=== Supplied material ===

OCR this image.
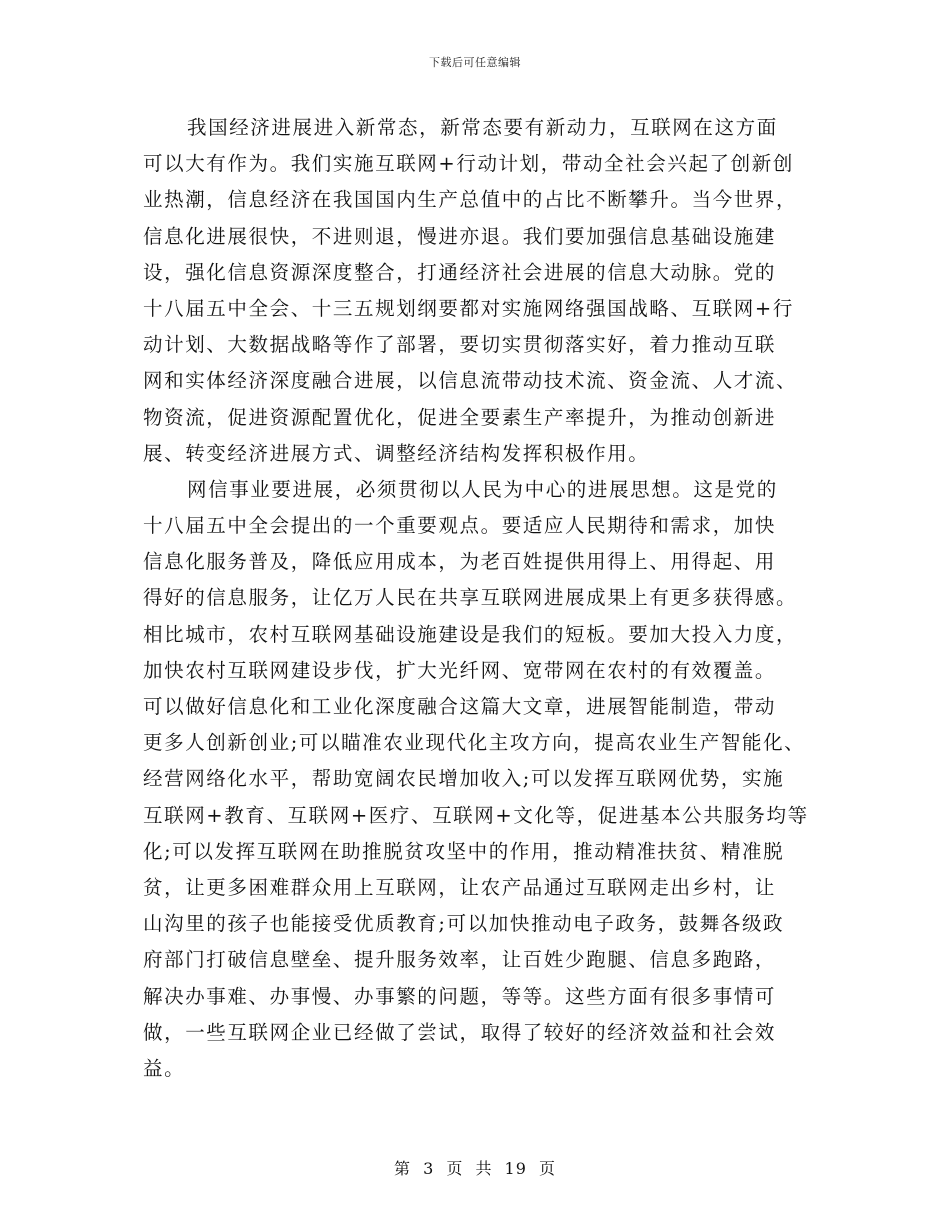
下载后可任意编辑
我国经济进展进入新常态，新常态要有新动力，互联网在这方面
可以大有作为。我们实施互联网+行动计划，带动全社会兴起了创新创
业热潮，信息经济在我国国内生产总值中的占比不断攀升。当今世界，
信息化进展很快，不进则退，慢进亦退。我们要加强信息基础设施建
设，强化信息资源深度整合，打通经济社会进展的信息大动脉。党的
十八届五中全会、十三五规划纲要都对实施网络强国战略、互联网+行
动计划、大数据战略等作了部署，要切实贯彻落实好，着力推动互联
网和实体经济深度融合进展，以信息流带动技术流、资金流、人才流、
物资流，促进资源配置优化，促进全要素生产率提升，为推动创新进
展、转变经济进展方式、调整经济结构发挥积极作用。
网信事业要进展，必须贯彻以人民为中心的进展思想。这是党的
十八届五中全会提出的一个重要观点。要适应人民期待和需求，加快
信息化服务普及，降低应用成本，为老百姓提供用得上、用得起、用
得好的信息服务，让亿万人民在共享互联网进展成果上有更多获得感。
相比城市，农村互联网基础设施建设是我们的短板。要加大投入力度，
加快农村互联网建设步伐，扩大光纤网、宽带网在农村的有效覆盖。
可以做好信息化和工业化深度融合这篇大文章，进展智能制造，带动
更多人创新创业;可以瞄准农业现代化主攻方向，提高农业生产智能化、
经营网络化水平，帮助宽阔农民增加收入;可以发挥互联网优势，实施
互联网+教育、互联网+医疗、互联网+文化等，促进基本公共服务均等
化;可以发挥互联网在助推脱贫攻坚中的作用，推动精准扶贫、精准脱
贫，让更多困难群众用上互联网，让农产品通过互联网走出乡村，让
山沟里的孩子也能接受优质教育;可以加快推动电子政务，鼓舞各级政
府部门打破信息壁垒、提升服务效率，让百姓少跑腿、信息多跑路，
解决办事难、办事慢、办事繁的问题，等等。这些方面有很多事情可
做，一些互联网企业已经做了尝试，取得了较好的经济效益和社会效
益。
第 3 页 共 19 页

===

● **Instructions for the task**:
Write out the entries above word for word. Do not include the pictures.

● **Written answer**:
OCR this image.
下载后可任意编辑
我国经济进展进入新常态，新常态要有新动力，互联网在这方面
可以大有作为。我们实施互联网+行动计划，带动全社会兴起了创新创
业热潮，信息经济在我国国内生产总值中的占比不断攀升。当今世界，
信息化进展很快，不进则退，慢进亦退。我们要加强信息基础设施建
设，强化信息资源深度整合，打通经济社会进展的信息大动脉。党的
十八届五中全会、十三五规划纲要都对实施网络强国战略、互联网+行
动计划、大数据战略等作了部署，要切实贯彻落实好，着力推动互联
网和实体经济深度融合进展，以信息流带动技术流、资金流、人才流、
物资流，促进资源配置优化，促进全要素生产率提升，为推动创新进
展、转变经济进展方式、调整经济结构发挥积极作用。
网信事业要进展，必须贯彻以人民为中心的进展思想。这是党的
十八届五中全会提出的一个重要观点。要适应人民期待和需求，加快
信息化服务普及，降低应用成本，为老百姓提供用得上、用得起、用
得好的信息服务，让亿万人民在共享互联网进展成果上有更多获得感。
相比城市，农村互联网基础设施建设是我们的短板。要加大投入力度，
加快农村互联网建设步伐，扩大光纤网、宽带网在农村的有效覆盖。
可以做好信息化和工业化深度融合这篇大文章，进展智能制造，带动
更多人创新创业;可以瞄准农业现代化主攻方向，提高农业生产智能化、
经营网络化水平，帮助宽阔农民增加收入;可以发挥互联网优势，实施
互联网+教育、互联网+医疗、互联网+文化等，促进基本公共服务均等
化;可以发挥互联网在助推脱贫攻坚中的作用，推动精准扶贫、精准脱
贫，让更多困难群众用上互联网，让农产品通过互联网走出乡村，让
山沟里的孩子也能接受优质教育;可以加快推动电子政务，鼓舞各级政
府部门打破信息壁垒、提升服务效率，让百姓少跑腿、信息多跑路，
解决办事难、办事慢、办事繁的问题，等等。这些方面有很多事情可
做，一些互联网企业已经做了尝试，取得了较好的经济效益和社会效
益。
第 3 页 共 19 页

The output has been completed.